Stored entries
## begin

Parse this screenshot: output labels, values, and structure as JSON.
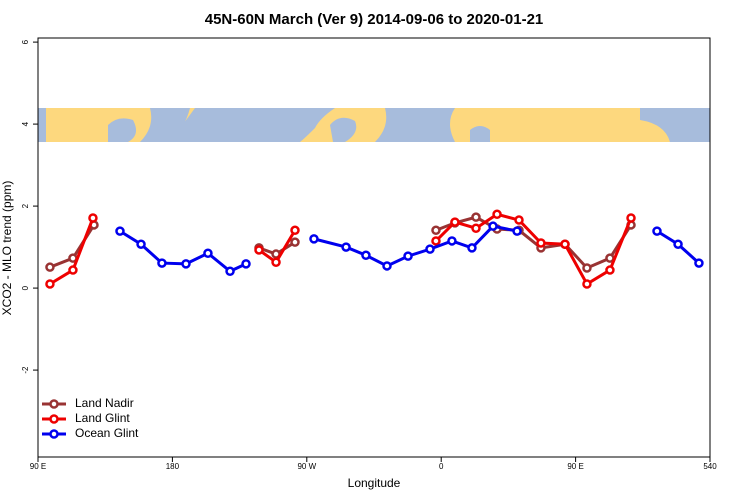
{
  "chart_data": {
    "type": "line",
    "title": "45N-60N March (Ver 9)   2014-09-06 to 2020-01-21",
    "x_label": "Longitude",
    "y_label": "XCO2 - MLO trend (ppm)",
    "xlim": [
      90,
      540
    ],
    "xticks": [
      {
        "value": 90,
        "label": "90 E"
      },
      180,
      {
        "value": 270,
        "label": "90 W"
      },
      {
        "value": 360,
        "label": "0"
      },
      {
        "value": 450,
        "label": "90 E"
      },
      540
    ],
    "ylim": [
      -4.12,
      6.1
    ],
    "yticks": [
      6,
      4,
      2,
      0,
      -2
    ],
    "legend": "bottom-left",
    "series": [
      {
        "name": "Land Nadir",
        "color": "#993333",
        "x": [
          98.0,
          113.4,
          127.5,
          null,
          238.0,
          249.4,
          262.1,
          null,
          356.5,
          369.2,
          383.3,
          397.4,
          412.1,
          426.8,
          442.9,
          457.6,
          473.0,
          487.1
        ],
        "values": [
          0.51,
          0.73,
          1.54,
          null,
          0.98,
          0.83,
          1.12,
          null,
          1.41,
          1.59,
          1.73,
          1.44,
          1.41,
          0.98,
          1.07,
          0.49,
          0.73,
          1.54
        ]
      },
      {
        "name": "Land Glint",
        "color": "#ee0000",
        "x": [
          98.0,
          113.4,
          126.8,
          null,
          238.0,
          249.4,
          262.1,
          null,
          356.5,
          369.2,
          383.3,
          397.4,
          412.1,
          426.8,
          442.9,
          457.6,
          473.0,
          487.1
        ],
        "values": [
          0.1,
          0.44,
          1.71,
          null,
          0.93,
          0.63,
          1.41,
          null,
          1.15,
          1.61,
          1.46,
          1.8,
          1.66,
          1.1,
          1.07,
          0.1,
          0.44,
          1.71
        ]
      },
      {
        "name": "Ocean Glint",
        "color": "#0000ee",
        "x": [
          144.9,
          159.0,
          173.0,
          189.1,
          203.8,
          218.6,
          229.3,
          null,
          274.8,
          296.3,
          309.6,
          323.7,
          337.8,
          352.5,
          367.2,
          380.6,
          394.7,
          410.8,
          null,
          504.5,
          518.6,
          532.6
        ],
        "values": [
          1.39,
          1.07,
          0.61,
          0.59,
          0.85,
          0.41,
          0.59,
          null,
          1.2,
          1.0,
          0.8,
          0.54,
          0.78,
          0.95,
          1.15,
          0.98,
          1.51,
          1.39,
          null,
          1.39,
          1.07,
          0.61
        ]
      }
    ]
  }
}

## end

▸ **Directions**:
Please write out all of the material above without changing a word, and omit any pictures.

▸ **Response for this exercise**:
Parse this screenshot: output labels, values, and structure as JSON.
{
  "chart_data": {
    "type": "line",
    "title": "45N-60N March (Ver 9)   2014-09-06 to 2020-01-21",
    "x_label": "Longitude",
    "y_label": "XCO2 - MLO trend (ppm)",
    "xlim": [
      90,
      540
    ],
    "xticks": [
      {
        "value": 90,
        "label": "90 E"
      },
      180,
      {
        "value": 270,
        "label": "90 W"
      },
      {
        "value": 360,
        "label": "0"
      },
      {
        "value": 450,
        "label": "90 E"
      },
      540
    ],
    "ylim": [
      -4.12,
      6.1
    ],
    "yticks": [
      6,
      4,
      2,
      0,
      -2
    ],
    "legend": "bottom-left",
    "series": [
      {
        "name": "Land Nadir",
        "color": "#993333",
        "x": [
          98.0,
          113.4,
          127.5,
          null,
          238.0,
          249.4,
          262.1,
          null,
          356.5,
          369.2,
          383.3,
          397.4,
          412.1,
          426.8,
          442.9,
          457.6,
          473.0,
          487.1
        ],
        "values": [
          0.51,
          0.73,
          1.54,
          null,
          0.98,
          0.83,
          1.12,
          null,
          1.41,
          1.59,
          1.73,
          1.44,
          1.41,
          0.98,
          1.07,
          0.49,
          0.73,
          1.54
        ]
      },
      {
        "name": "Land Glint",
        "color": "#ee0000",
        "x": [
          98.0,
          113.4,
          126.8,
          null,
          238.0,
          249.4,
          262.1,
          null,
          356.5,
          369.2,
          383.3,
          397.4,
          412.1,
          426.8,
          442.9,
          457.6,
          473.0,
          487.1
        ],
        "values": [
          0.1,
          0.44,
          1.71,
          null,
          0.93,
          0.63,
          1.41,
          null,
          1.15,
          1.61,
          1.46,
          1.8,
          1.66,
          1.1,
          1.07,
          0.1,
          0.44,
          1.71
        ]
      },
      {
        "name": "Ocean Glint",
        "color": "#0000ee",
        "x": [
          144.9,
          159.0,
          173.0,
          189.1,
          203.8,
          218.6,
          229.3,
          null,
          274.8,
          296.3,
          309.6,
          323.7,
          337.8,
          352.5,
          367.2,
          380.6,
          394.7,
          410.8,
          null,
          504.5,
          518.6,
          532.6
        ],
        "values": [
          1.39,
          1.07,
          0.61,
          0.59,
          0.85,
          0.41,
          0.59,
          null,
          1.2,
          1.0,
          0.8,
          0.54,
          0.78,
          0.95,
          1.15,
          0.98,
          1.51,
          1.39,
          null,
          1.39,
          1.07,
          0.61
        ]
      }
    ]
  }
}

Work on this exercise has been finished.